Omit every image, and transcribe the remaining entries exactly as given.

________________

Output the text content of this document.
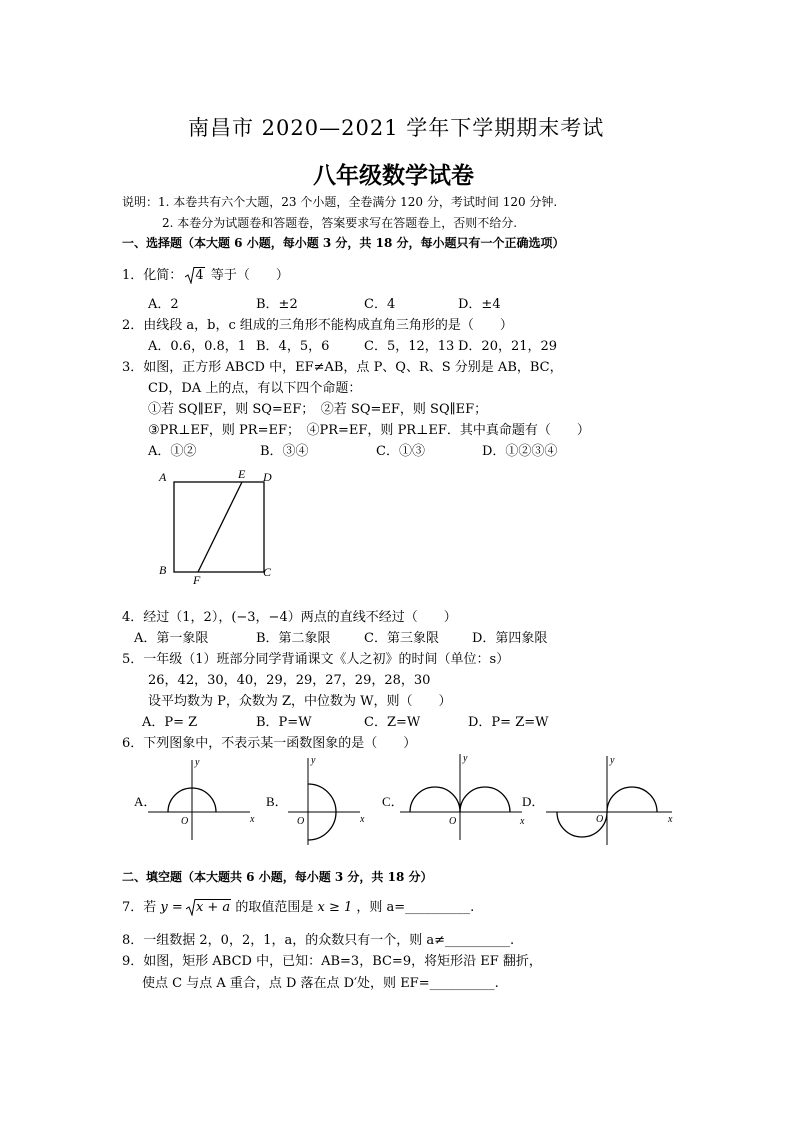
南昌市 2020—2021 学年下学期期末考试
八年级数学试卷
说明：1. 本卷共有六个大题，23 个小题，全卷满分 120 分，考试时间 120 分钟.
2. 本卷分为试题卷和答题卷，答案要求写在答题卷上，否则不给分.
一、选择题（本大题 6 小题，每小题 3 分，共 18 分，每小题只有一个正确选项）
1．化简： 4 等于（　　）
A．2	B．±2	C．4	D．±4
2．由线段 a，b，c 组成的三角形不能构成直角三角形的是（　　）
A．0.6，0.8，1 B．4，5，6	C．5，12，13 D．20，21，29
3．如图，正方形 ABCD 中，EF≠AB，点 P、Q、R、S 分别是 AB，BC，
CD，DA 上的点，有以下四个命题：
①若 SQ∥EF，则 SQ=EF；　②若 SQ=EF，则 SQ∥EF；
③PR⊥EF，则 PR=EF；　④PR=EF，则 PR⊥EF．其中真命题有（　　）
A．①②	B．③④	C．①③	D．①②③④
A	D
E
B	C
F
4．经过（1，2），(−3，−4）两点的直线不经过（　　）
A．第一象限	B．第二象限	C．第三象限	D．第四象限
5．一年级（1）班部分同学背诵课文《人之初》的时间（单位：s）
26，42，30，40，29，29，27，29，28，30
设平均数为 P，众数为 Z，中位数为 W，则（　　）
A．P= Z	B．P=W	C．Z=W	D．P= Z=W
6．下列图象中，不表示某一函数图象的是（　　）
A．
y
x
O
B．
y
x
O
C．
y
x
O
D．
y
x
O
二、填空题（本大题共 6 小题，每小题 3 分，共 18 分）
7．若 y = x + a 的取值范围是 x ≥ 1 ，则 a=__________.
8．一组数据 2，0，2，1，a，的众数只有一个，则 a≠__________.
9．如图，矩形 ABCD 中，已知：AB=3，BC=9，将矩形沿 EF 翻折，
使点 C 与点 A 重合，点 D 落在点 D′处，则 EF=__________.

________________

● Response to the exercise:
Output the text content of this document.
南昌市 2020—2021 学年下学期期末考试
八年级数学试卷
说明：1. 本卷共有六个大题，23 个小题，全卷满分 120 分，考试时间 120 分钟.
2. 本卷分为试题卷和答题卷，答案要求写在答题卷上，否则不给分.
一、选择题（本大题 6 小题，每小题 3 分，共 18 分，每小题只有一个正确选项）
1．化简： 4 等于（　　）
A．2	B．±2	C．4	D．±4
2．由线段 a，b，c 组成的三角形不能构成直角三角形的是（　　）
A．0.6，0.8，1 B．4，5，6	C．5，12，13 D．20，21，29
3．如图，正方形 ABCD 中，EF≠AB，点 P、Q、R、S 分别是 AB，BC，
CD，DA 上的点，有以下四个命题：
①若 SQ∥EF，则 SQ=EF；　②若 SQ=EF，则 SQ∥EF；
③PR⊥EF，则 PR=EF；　④PR=EF，则 PR⊥EF．其中真命题有（　　）
A．①②	B．③④	C．①③	D．①②③④
A	D
E
B	C
F
4．经过（1，2），(−3，−4）两点的直线不经过（　　）
A．第一象限	B．第二象限	C．第三象限	D．第四象限
5．一年级（1）班部分同学背诵课文《人之初》的时间（单位：s）
26，42，30，40，29，29，27，29，28，30
设平均数为 P，众数为 Z，中位数为 W，则（　　）
A．P= Z	B．P=W	C．Z=W	D．P= Z=W
6．下列图象中，不表示某一函数图象的是（　　）
A．
y
x
O
B．
y
x
O
C．
y
x
O
D．
y
x
O
二、填空题（本大题共 6 小题，每小题 3 分，共 18 分）
7．若 y = x + a 的取值范围是 x ≥ 1 ，则 a=__________.
8．一组数据 2，0，2，1，a，的众数只有一个，则 a≠__________.
9．如图，矩形 ABCD 中，已知：AB=3，BC=9，将矩形沿 EF 翻折，
使点 C 与点 A 重合，点 D 落在点 D′处，则 EF=__________.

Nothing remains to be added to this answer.